START
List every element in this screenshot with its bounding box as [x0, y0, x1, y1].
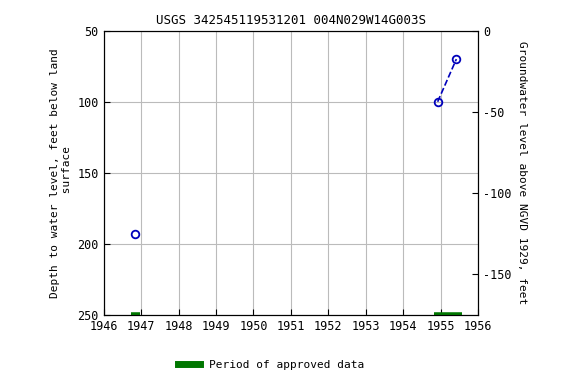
- Y-axis label: Groundwater level above NGVD 1929, feet: Groundwater level above NGVD 1929, feet: [517, 41, 527, 305]
- Legend: Period of approved data: Period of approved data: [173, 356, 368, 375]
- Y-axis label: Depth to water level, feet below land
 surface: Depth to water level, feet below land su…: [50, 48, 72, 298]
- Title: USGS 342545119531201 004N029W14G003S: USGS 342545119531201 004N029W14G003S: [156, 14, 426, 27]
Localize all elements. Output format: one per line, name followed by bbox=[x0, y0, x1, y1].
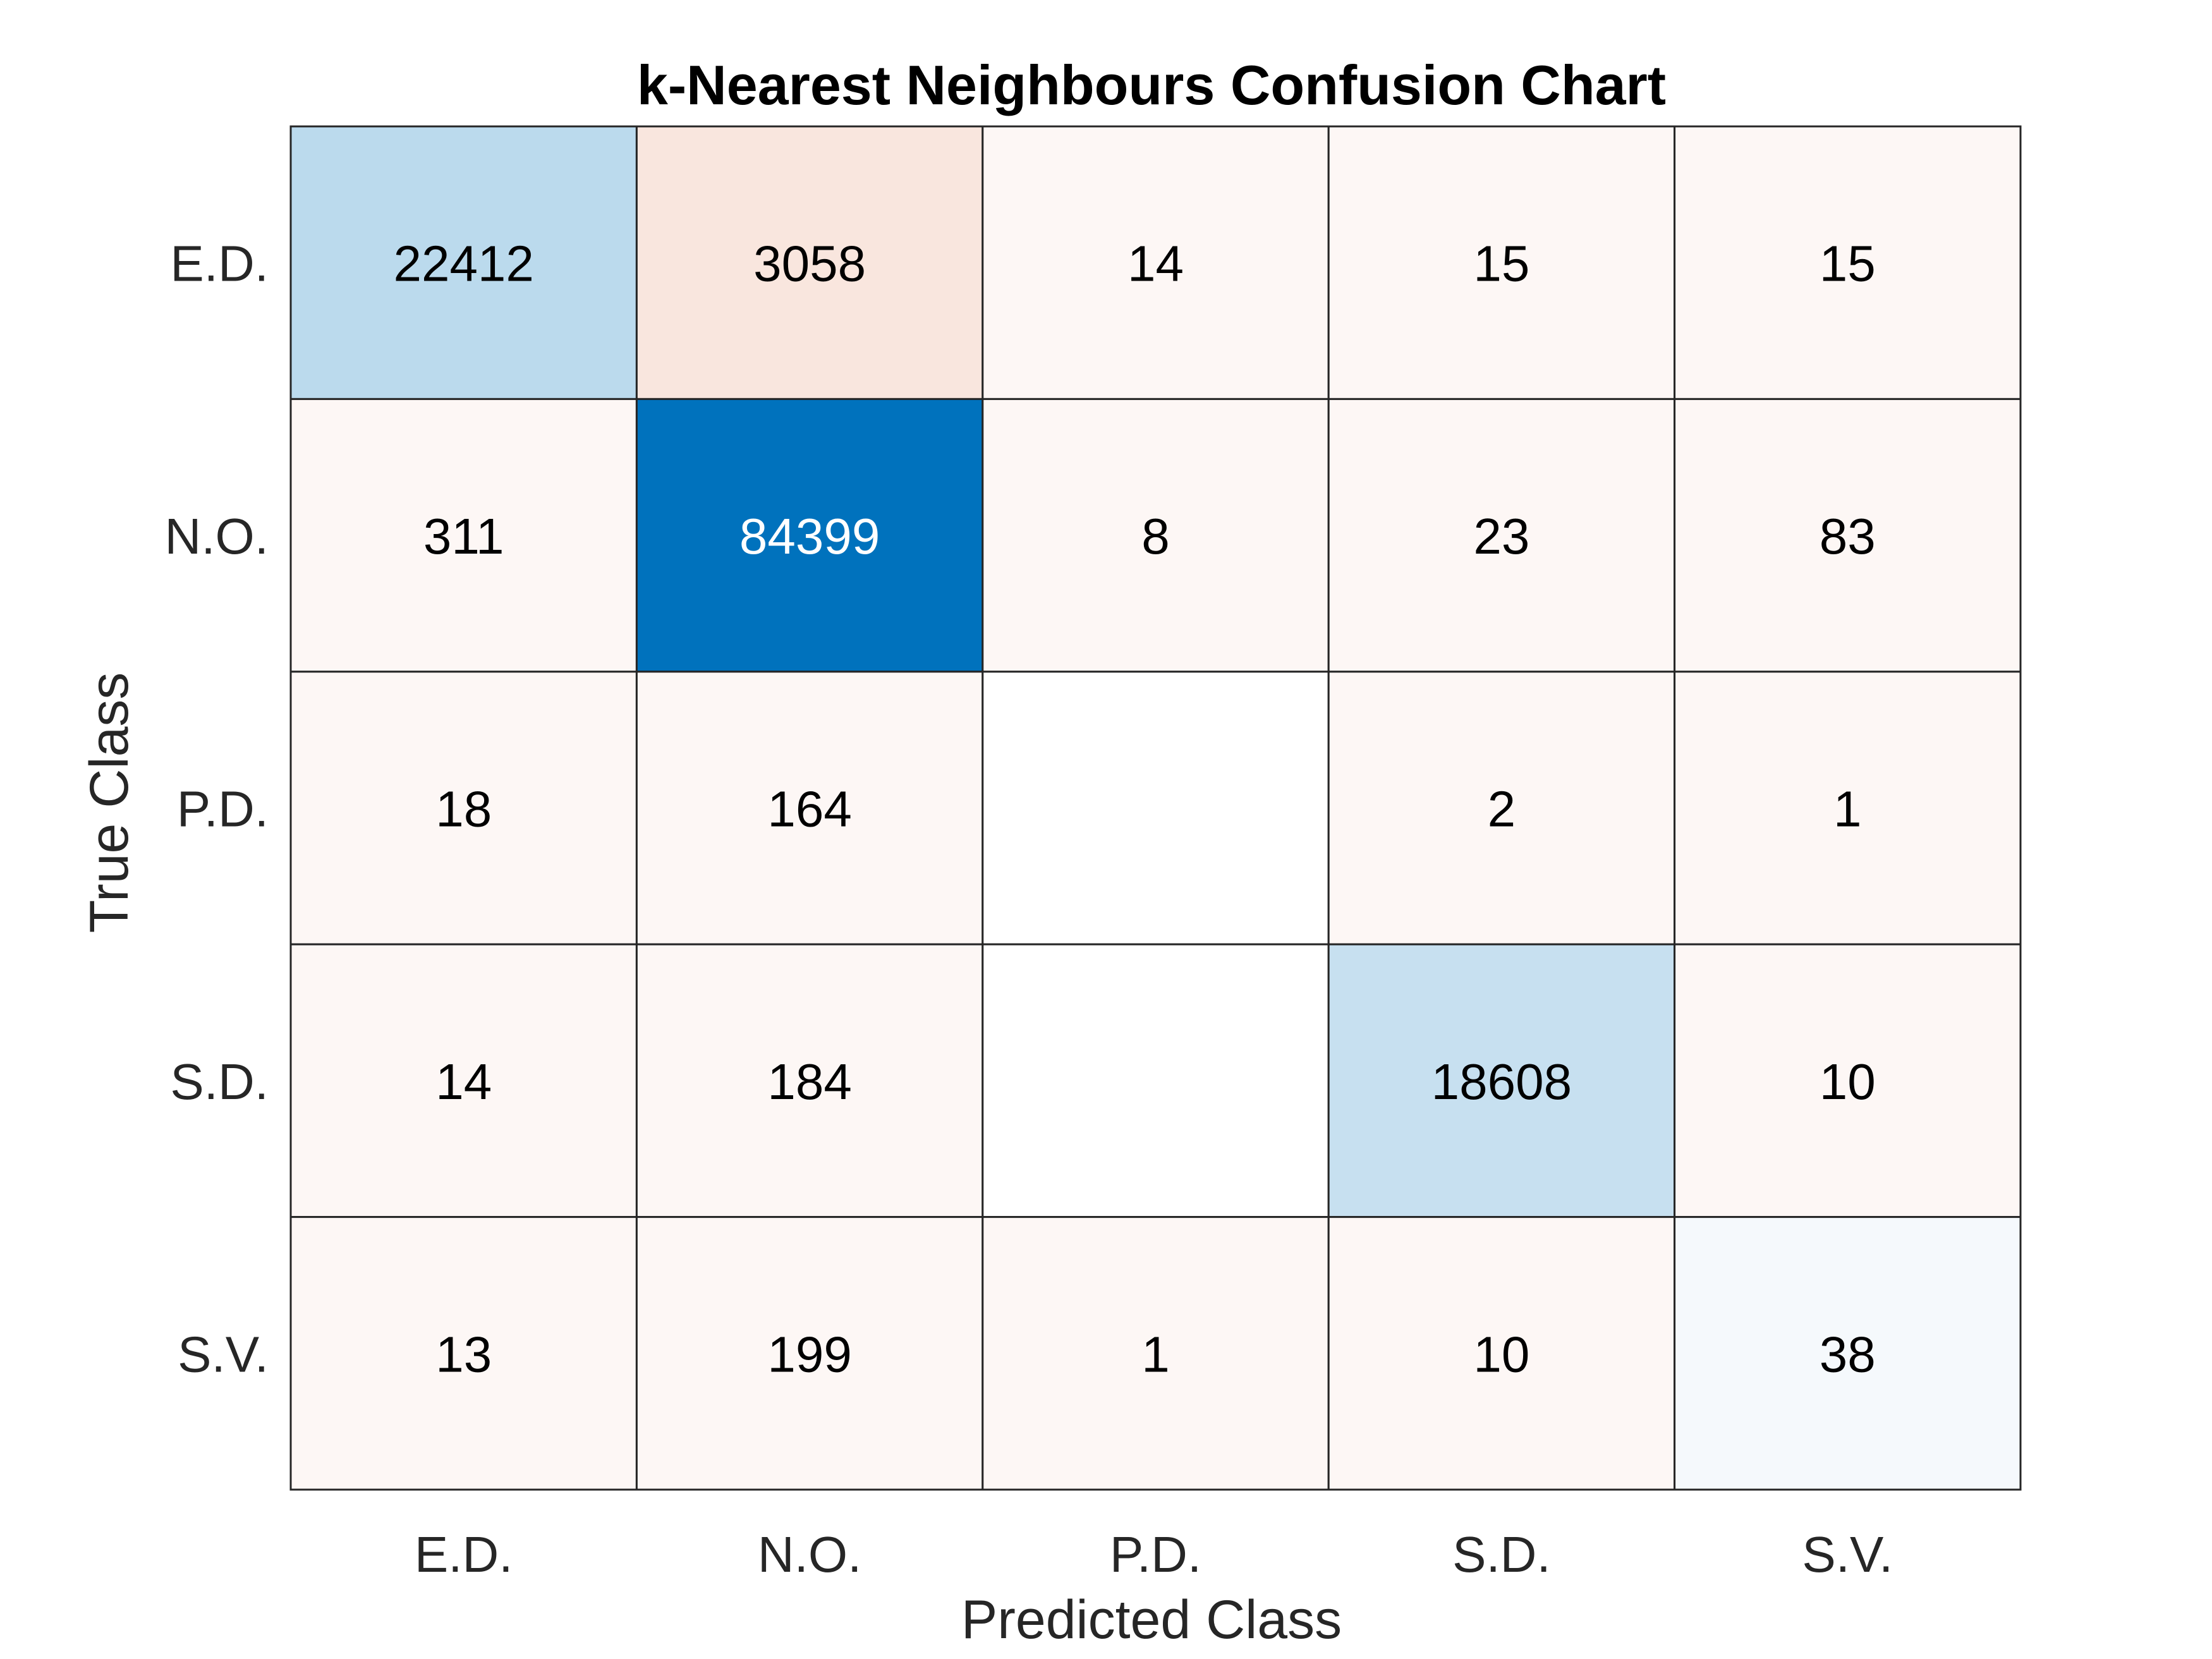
cell-values: 22412 3058 14 15 15 311 84399 8 23 83 18 164 2 1 14 184… bbox=[393, 236, 1875, 1383]
heatmap-cell-2-4 bbox=[1674, 671, 2022, 945]
x-tick-label-3: S.D. bbox=[1452, 1526, 1551, 1583]
heatmap-cell-1-2 bbox=[981, 398, 1330, 673]
x-tick-label-4: S.V. bbox=[1802, 1526, 1893, 1583]
heatmap-cell-3-2 bbox=[981, 943, 1330, 1218]
cell-value-2-3: 2 bbox=[1488, 781, 1516, 837]
cell-value-4-2: 1 bbox=[1141, 1326, 1170, 1382]
heatmap-cell-1-0 bbox=[289, 398, 638, 673]
y-tick-label-4: S.V. bbox=[178, 1326, 269, 1382]
cell-value-3-4: 10 bbox=[1820, 1054, 1876, 1110]
cell-value-2-4: 1 bbox=[1833, 781, 1862, 837]
heatmap-cell-4-4 bbox=[1674, 1216, 2022, 1491]
cell-value-3-0: 14 bbox=[435, 1054, 492, 1110]
heatmap-cell-0-4 bbox=[1674, 125, 2022, 400]
heatmap-cell-3-1 bbox=[635, 943, 984, 1218]
cell-value-1-3: 23 bbox=[1473, 508, 1529, 564]
heatmap-cell-0-1 bbox=[635, 125, 984, 400]
heatmap-cell-0-0 bbox=[289, 125, 638, 400]
heatmap-cell-1-1 bbox=[635, 398, 984, 673]
y-tick-labels: E.D. N.O. P.D. S.D. S.V. bbox=[165, 236, 269, 1383]
cell-value-4-0: 13 bbox=[435, 1326, 492, 1382]
cell-value-3-3: 18608 bbox=[1431, 1054, 1572, 1110]
cell-value-0-2: 14 bbox=[1127, 236, 1184, 292]
heatmap-cell-3-0 bbox=[289, 943, 638, 1218]
cell-value-1-2: 8 bbox=[1141, 508, 1170, 564]
x-tick-label-2: P.D. bbox=[1110, 1526, 1201, 1583]
heatmap-cell-4-3 bbox=[1327, 1216, 1676, 1491]
cell-value-4-4: 38 bbox=[1820, 1326, 1876, 1382]
chart-title: k-Nearest Neighbours Confusion Chart bbox=[637, 54, 1666, 116]
x-tick-label-0: E.D. bbox=[415, 1526, 513, 1583]
cell-value-4-1: 199 bbox=[767, 1326, 851, 1382]
heatmap-cell-4-2 bbox=[981, 1216, 1330, 1491]
y-axis-label: True Class bbox=[79, 672, 140, 933]
heatmap-cell-4-1 bbox=[635, 1216, 984, 1491]
cell-value-1-1: 84399 bbox=[739, 508, 880, 564]
heatmap-cell-0-3 bbox=[1327, 125, 1676, 400]
heatmap-cells bbox=[289, 125, 2022, 1491]
cell-value-1-4: 83 bbox=[1820, 508, 1876, 564]
x-axis-label: Predicted Class bbox=[961, 1589, 1342, 1650]
heatmap-cell-0-2 bbox=[981, 125, 1330, 400]
cell-value-0-3: 15 bbox=[1473, 236, 1529, 292]
cell-value-2-0: 18 bbox=[435, 781, 492, 837]
heatmap-cell-3-3 bbox=[1327, 943, 1676, 1218]
y-tick-label-1: N.O. bbox=[165, 508, 269, 564]
heatmap-cell-3-4 bbox=[1674, 943, 2022, 1218]
cell-value-0-4: 15 bbox=[1820, 236, 1876, 292]
cell-value-0-0: 22412 bbox=[393, 236, 533, 292]
y-tick-label-3: S.D. bbox=[170, 1054, 269, 1110]
heatmap-cell-2-2 bbox=[981, 671, 1330, 945]
heatmap-cell-4-0 bbox=[289, 1216, 638, 1491]
y-tick-label-0: E.D. bbox=[170, 236, 269, 292]
x-tick-label-1: N.O. bbox=[758, 1526, 861, 1583]
y-tick-label-2: P.D. bbox=[177, 781, 269, 837]
heatmap-cell-1-4 bbox=[1674, 398, 2022, 673]
heatmap-cell-2-1 bbox=[635, 671, 984, 945]
cell-value-4-3: 10 bbox=[1473, 1326, 1529, 1382]
x-tick-labels: E.D. N.O. P.D. S.D. S.V. bbox=[415, 1526, 1893, 1583]
cell-value-1-0: 311 bbox=[423, 508, 504, 564]
cell-value-3-1: 184 bbox=[767, 1054, 851, 1110]
heatmap-cell-2-3 bbox=[1327, 671, 1676, 945]
cell-value-0-1: 3058 bbox=[753, 236, 866, 292]
cell-value-2-1: 164 bbox=[767, 781, 851, 837]
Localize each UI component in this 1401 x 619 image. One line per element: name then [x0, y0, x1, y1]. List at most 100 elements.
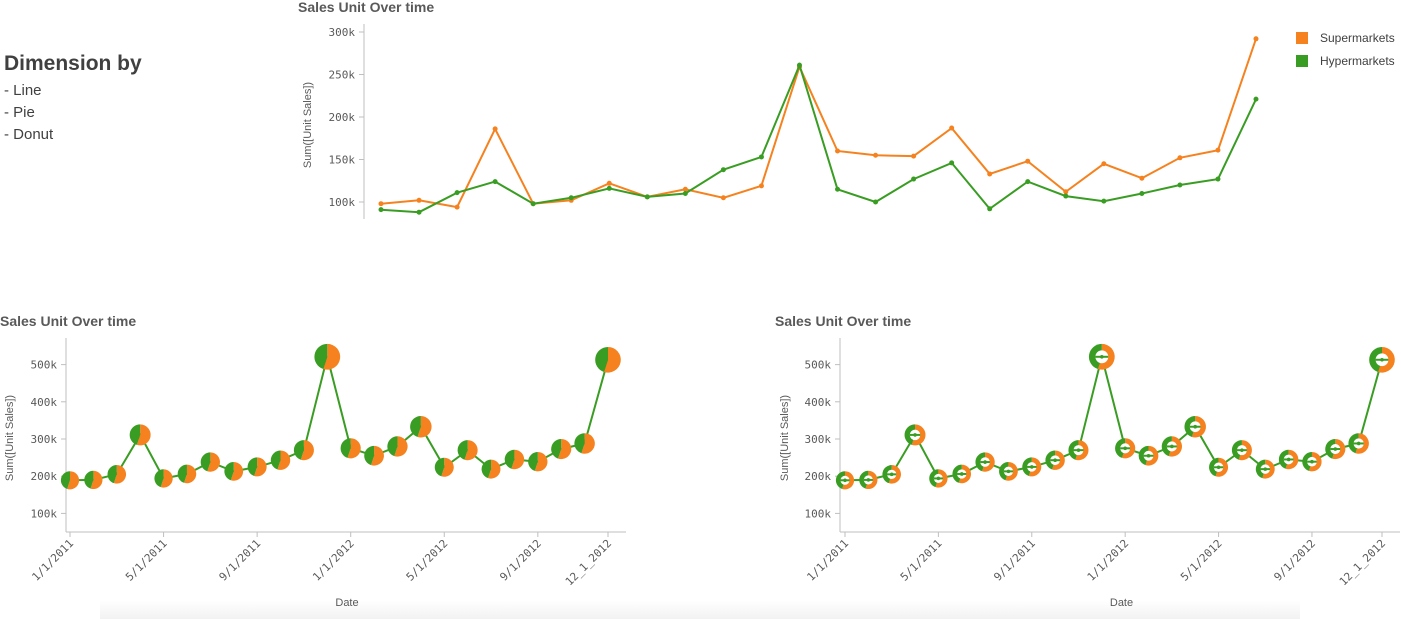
slice-hypermarkets — [270, 450, 281, 470]
slice-supermarkets — [604, 346, 621, 373]
donut-marker — [859, 470, 878, 490]
slice-supermarkets — [254, 457, 267, 477]
slice-hypermarkets — [154, 469, 164, 488]
dimension-heading: Dimension by — [4, 52, 142, 75]
data-point-supermarkets — [987, 171, 993, 177]
pie-marker — [84, 470, 103, 490]
donut-center-dot — [1263, 467, 1268, 471]
x-tick-label: 9/1/2012 — [497, 537, 544, 584]
x-tick-label: 1/1/2011 — [29, 537, 76, 584]
slice-hypermarkets — [574, 433, 585, 454]
pie-marker — [224, 461, 244, 481]
pie-marker — [177, 464, 197, 484]
slice-hypermarkets — [457, 440, 468, 460]
series-line-supermarkets — [380, 38, 1257, 209]
data-point-supermarkets — [911, 153, 917, 159]
slice-hypermarkets — [410, 415, 421, 437]
data-point-supermarkets — [1215, 147, 1221, 153]
donut-marker — [1184, 415, 1206, 438]
data-point-supermarkets — [378, 201, 384, 207]
donut-marker — [999, 461, 1018, 481]
pie-marker — [247, 457, 267, 477]
legend-label-hypermarkets: Hypermarkets — [1320, 54, 1395, 68]
slice-supermarkets — [300, 440, 314, 461]
slice-hypermarkets — [314, 343, 328, 370]
data-point-supermarkets — [1025, 158, 1031, 164]
slice-supermarkets — [511, 449, 525, 470]
pie-marker — [574, 433, 595, 454]
y-tick-label: 150k — [329, 154, 356, 167]
slice-hypermarkets — [595, 346, 608, 372]
legend-swatch-hypermarkets — [1296, 55, 1308, 67]
data-point-hypermarkets — [1177, 182, 1183, 188]
data-point-supermarkets — [416, 197, 422, 203]
pie-marker — [270, 450, 291, 470]
data-point-hypermarkets — [644, 194, 650, 200]
x-tick-label: 9/1/2011 — [991, 537, 1038, 584]
donut-marker — [929, 469, 948, 488]
donut-marker — [1088, 343, 1115, 370]
slice-hypermarkets — [528, 452, 538, 471]
donut-marker — [1068, 440, 1089, 461]
donut-center-dot — [913, 433, 917, 437]
data-point-supermarkets — [949, 125, 955, 131]
slice-hypermarkets — [224, 461, 234, 481]
slice-supermarkets — [581, 433, 595, 454]
slice-hypermarkets — [999, 461, 1009, 481]
slice-hypermarkets — [247, 457, 258, 476]
slice-supermarkets — [441, 457, 454, 477]
x-axis-label: Date — [1110, 597, 1133, 609]
donut-center-dot — [936, 476, 941, 481]
pie-marker — [551, 438, 572, 460]
x-tick-label: 1/1/2012 — [310, 537, 357, 584]
donut-center-dot — [1193, 424, 1198, 429]
slice-hypermarkets — [1022, 457, 1032, 476]
pie-marker — [595, 346, 621, 373]
slice-hypermarkets — [1088, 343, 1102, 370]
donut-marker — [1278, 449, 1299, 470]
y-tick-label: 200k — [329, 111, 356, 124]
slice-hypermarkets — [177, 464, 187, 483]
pie-marker — [457, 440, 478, 461]
donut-marker — [952, 464, 972, 484]
slice-supermarkets — [90, 470, 103, 490]
y-tick-label: 500k — [31, 359, 58, 372]
slice-hypermarkets — [293, 440, 304, 460]
data-point-supermarkets — [758, 183, 764, 189]
donut-marker — [1161, 436, 1183, 457]
slice-supermarkets — [534, 452, 548, 472]
pie-marker — [129, 424, 151, 446]
data-point-hypermarkets — [796, 62, 802, 68]
y-tick-label: 100k — [805, 507, 832, 520]
x-tick-label: 9/1/2012 — [1271, 537, 1318, 584]
pie-marker — [410, 415, 432, 438]
x-tick-label: 5/1/2012 — [1178, 537, 1225, 584]
x-tick-label: 1/1/2011 — [804, 537, 851, 584]
donut-marker — [1022, 457, 1042, 477]
donut-center-dot — [1356, 441, 1361, 446]
donut-marker — [1138, 445, 1159, 466]
donut-marker — [1325, 438, 1346, 460]
donut-marker — [1302, 452, 1322, 472]
donut-center-dot — [1286, 457, 1291, 462]
donut-marker — [1115, 438, 1136, 459]
slice-hypermarkets — [481, 459, 492, 479]
data-point-supermarkets — [492, 126, 498, 132]
donut-marker — [904, 424, 926, 446]
donut-center-dot — [1053, 458, 1057, 463]
slice-hypermarkets — [551, 438, 562, 459]
x-tick-label: 5/1/2011 — [123, 537, 170, 584]
pie-marker — [314, 343, 341, 370]
y-axis-label: Sum([Unit Sales]) — [779, 395, 791, 481]
x-tick-label: 5/1/2011 — [898, 537, 945, 584]
pie-marker — [364, 445, 384, 466]
slice-hypermarkets — [1209, 457, 1219, 477]
x-tick-label: 12_1_2012 — [563, 537, 614, 588]
total-line — [69, 356, 609, 482]
donut-marker — [882, 465, 901, 484]
donut-marker — [1369, 346, 1395, 373]
slice-supermarkets — [488, 459, 501, 479]
data-point-hypermarkets — [1101, 198, 1107, 204]
pie-marker — [387, 436, 408, 457]
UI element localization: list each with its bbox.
END
TO BE DONE
Copy out verbatim the part of the data above that opens with the line containing "cell-values: 22412 3058" and closes with the line containing "heatmap-cell-1-1 bbox=[635, 398, 984, 673]", including both of those lines.

OUTPUT OF THE EXERCISE
cell-values: 22412 3058 14 15 15 311 84399 8 23 83 18 164 2 1 14 184… bbox=[393, 236, 1875, 1383]
heatmap-cell-2-4 bbox=[1674, 671, 2022, 945]
x-tick-label-3: S.D. bbox=[1452, 1526, 1551, 1583]
heatmap-cell-1-2 bbox=[981, 398, 1330, 673]
x-tick-label-4: S.V. bbox=[1802, 1526, 1893, 1583]
heatmap-cell-3-2 bbox=[981, 943, 1330, 1218]
cell-value-2-3: 2 bbox=[1488, 781, 1516, 837]
cell-value-4-2: 1 bbox=[1141, 1326, 1170, 1382]
heatmap-cell-1-0 bbox=[289, 398, 638, 673]
y-tick-label-4: S.V. bbox=[178, 1326, 269, 1382]
cell-value-3-4: 10 bbox=[1820, 1054, 1876, 1110]
cell-value-2-4: 1 bbox=[1833, 781, 1862, 837]
heatmap-cell-4-4 bbox=[1674, 1216, 2022, 1491]
cell-value-3-0: 14 bbox=[435, 1054, 492, 1110]
heatmap-cell-0-4 bbox=[1674, 125, 2022, 400]
heatmap-cell-3-1 bbox=[635, 943, 984, 1218]
cell-value-1-3: 23 bbox=[1473, 508, 1529, 564]
heatmap-cell-0-1 bbox=[635, 125, 984, 400]
heatmap-cell-0-0 bbox=[289, 125, 638, 400]
heatmap-cell-1-1 bbox=[635, 398, 984, 673]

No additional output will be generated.